(A block of data)

---*---

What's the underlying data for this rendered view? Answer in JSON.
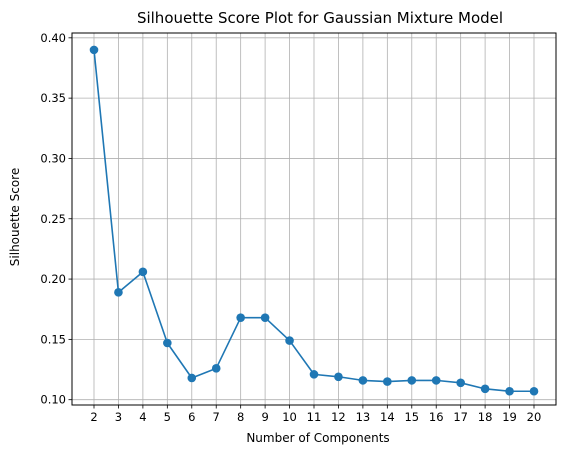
{
  "chart_data": {
    "type": "line",
    "title": "Silhouette Score Plot for Gaussian Mixture Model",
    "xlabel": "Number of Components",
    "ylabel": "Silhouette Score",
    "x": [
      2,
      3,
      4,
      5,
      6,
      7,
      8,
      9,
      10,
      11,
      12,
      13,
      14,
      15,
      16,
      17,
      18,
      19,
      20
    ],
    "x_ticks": [
      "2",
      "3",
      "4",
      "5",
      "6",
      "7",
      "8",
      "9",
      "10",
      "11",
      "12",
      "13",
      "14",
      "15",
      "16",
      "17",
      "18",
      "19",
      "20"
    ],
    "y_ticks": [
      "0.10",
      "0.15",
      "0.20",
      "0.25",
      "0.30",
      "0.35",
      "0.40"
    ],
    "y_tick_values": [
      0.1,
      0.15,
      0.2,
      0.25,
      0.3,
      0.35,
      0.4
    ],
    "series": [
      {
        "values": [
          0.39,
          0.189,
          0.206,
          0.147,
          0.118,
          0.126,
          0.168,
          0.168,
          0.149,
          0.121,
          0.119,
          0.116,
          0.115,
          0.116,
          0.116,
          0.114,
          0.109,
          0.107,
          0.107
        ],
        "color": "#1f77b4",
        "marker": "circle"
      }
    ],
    "xlim": [
      1.1,
      20.9
    ],
    "ylim": [
      0.0956,
      0.404
    ],
    "grid": true,
    "grid_color": "#b0b0b0"
  }
}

---*---

WHAT YOU SHOULD DO: Transcribe the entries above verbatim, omitting their pictures.

EXPECTED OUTPUT:
What's the underlying data for this rendered view? Answer in JSON.
{
  "chart_data": {
    "type": "line",
    "title": "Silhouette Score Plot for Gaussian Mixture Model",
    "xlabel": "Number of Components",
    "ylabel": "Silhouette Score",
    "x": [
      2,
      3,
      4,
      5,
      6,
      7,
      8,
      9,
      10,
      11,
      12,
      13,
      14,
      15,
      16,
      17,
      18,
      19,
      20
    ],
    "x_ticks": [
      "2",
      "3",
      "4",
      "5",
      "6",
      "7",
      "8",
      "9",
      "10",
      "11",
      "12",
      "13",
      "14",
      "15",
      "16",
      "17",
      "18",
      "19",
      "20"
    ],
    "y_ticks": [
      "0.10",
      "0.15",
      "0.20",
      "0.25",
      "0.30",
      "0.35",
      "0.40"
    ],
    "y_tick_values": [
      0.1,
      0.15,
      0.2,
      0.25,
      0.3,
      0.35,
      0.4
    ],
    "series": [
      {
        "values": [
          0.39,
          0.189,
          0.206,
          0.147,
          0.118,
          0.126,
          0.168,
          0.168,
          0.149,
          0.121,
          0.119,
          0.116,
          0.115,
          0.116,
          0.116,
          0.114,
          0.109,
          0.107,
          0.107
        ],
        "color": "#1f77b4",
        "marker": "circle"
      }
    ],
    "xlim": [
      1.1,
      20.9
    ],
    "ylim": [
      0.0956,
      0.404
    ],
    "grid": true,
    "grid_color": "#b0b0b0"
  }
}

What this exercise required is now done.